* [Your objective] With the pictures omitted, write out the entries that follow exactly as they stand.

* [Source data]
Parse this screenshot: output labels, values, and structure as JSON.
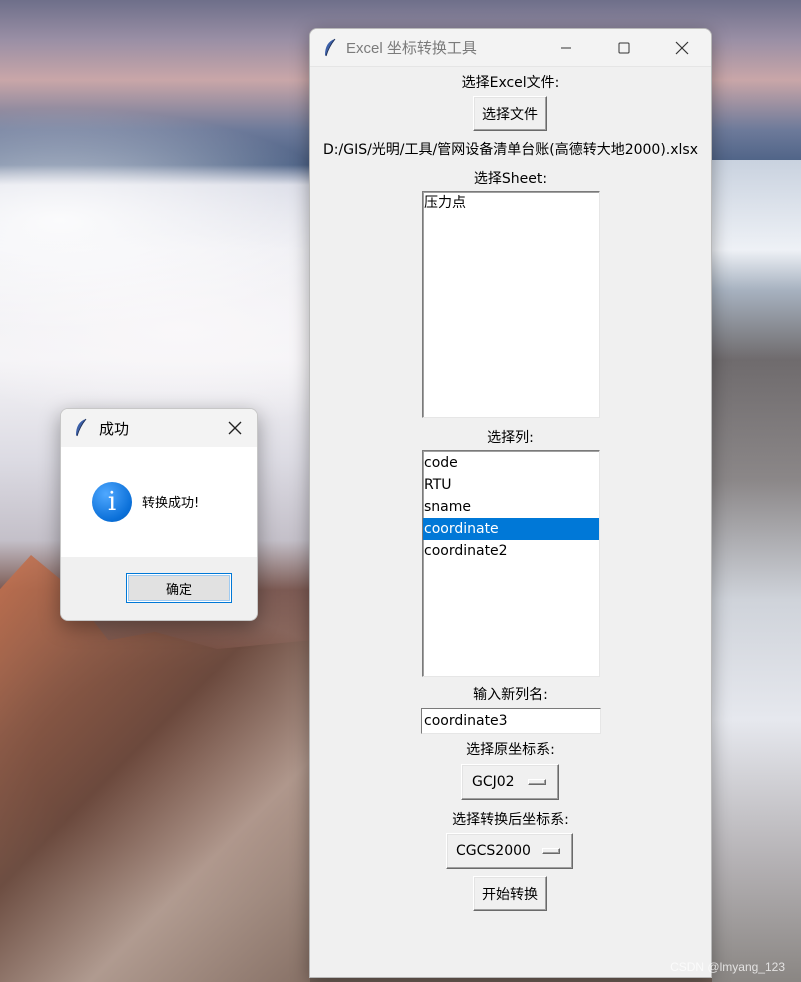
{
  "main_window": {
    "title": "Excel 坐标转换工具",
    "controls": {
      "minimize": "—",
      "maximize": "☐",
      "close": "✕"
    },
    "file_label": "选择Excel文件:",
    "file_button": "选择文件",
    "file_path": "D:/GIS/光明/工具/管网设备清单台账(高德转大地2000).xlsx",
    "sheet_label": "选择Sheet:",
    "sheets": [
      "压力点"
    ],
    "column_label": "选择列:",
    "columns": [
      "code",
      "RTU",
      "sname",
      "coordinate",
      "coordinate2"
    ],
    "selected_column": "coordinate",
    "new_col_label": "输入新列名:",
    "new_col_value": "coordinate3",
    "src_crs_label": "选择原坐标系:",
    "src_crs_value": "GCJ02",
    "dst_crs_label": "选择转换后坐标系:",
    "dst_crs_value": "CGCS2000",
    "start_button": "开始转换"
  },
  "dialog": {
    "title": "成功",
    "message": "转换成功!",
    "ok_label": "确定"
  },
  "watermark": "CSDN @lmyang_123",
  "colors": {
    "selection": "#0078d7",
    "window_bg": "#f0f0f0",
    "info_icon": "#0a6fd8"
  }
}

* [Correct response]
Parse this screenshot: output labels, values, and structure as JSON.
{
  "main_window": {
    "title": "Excel 坐标转换工具",
    "controls": {
      "minimize": "—",
      "maximize": "☐",
      "close": "✕"
    },
    "file_label": "选择Excel文件:",
    "file_button": "选择文件",
    "file_path": "D:/GIS/光明/工具/管网设备清单台账(高德转大地2000).xlsx",
    "sheet_label": "选择Sheet:",
    "sheets": [
      "压力点"
    ],
    "column_label": "选择列:",
    "columns": [
      "code",
      "RTU",
      "sname",
      "coordinate",
      "coordinate2"
    ],
    "selected_column": "coordinate",
    "new_col_label": "输入新列名:",
    "new_col_value": "coordinate3",
    "src_crs_label": "选择原坐标系:",
    "src_crs_value": "GCJ02",
    "dst_crs_label": "选择转换后坐标系:",
    "dst_crs_value": "CGCS2000",
    "start_button": "开始转换"
  },
  "dialog": {
    "title": "成功",
    "message": "转换成功!",
    "ok_label": "确定"
  },
  "watermark": "CSDN @lmyang_123",
  "colors": {
    "selection": "#0078d7",
    "window_bg": "#f0f0f0",
    "info_icon": "#0a6fd8"
  }
}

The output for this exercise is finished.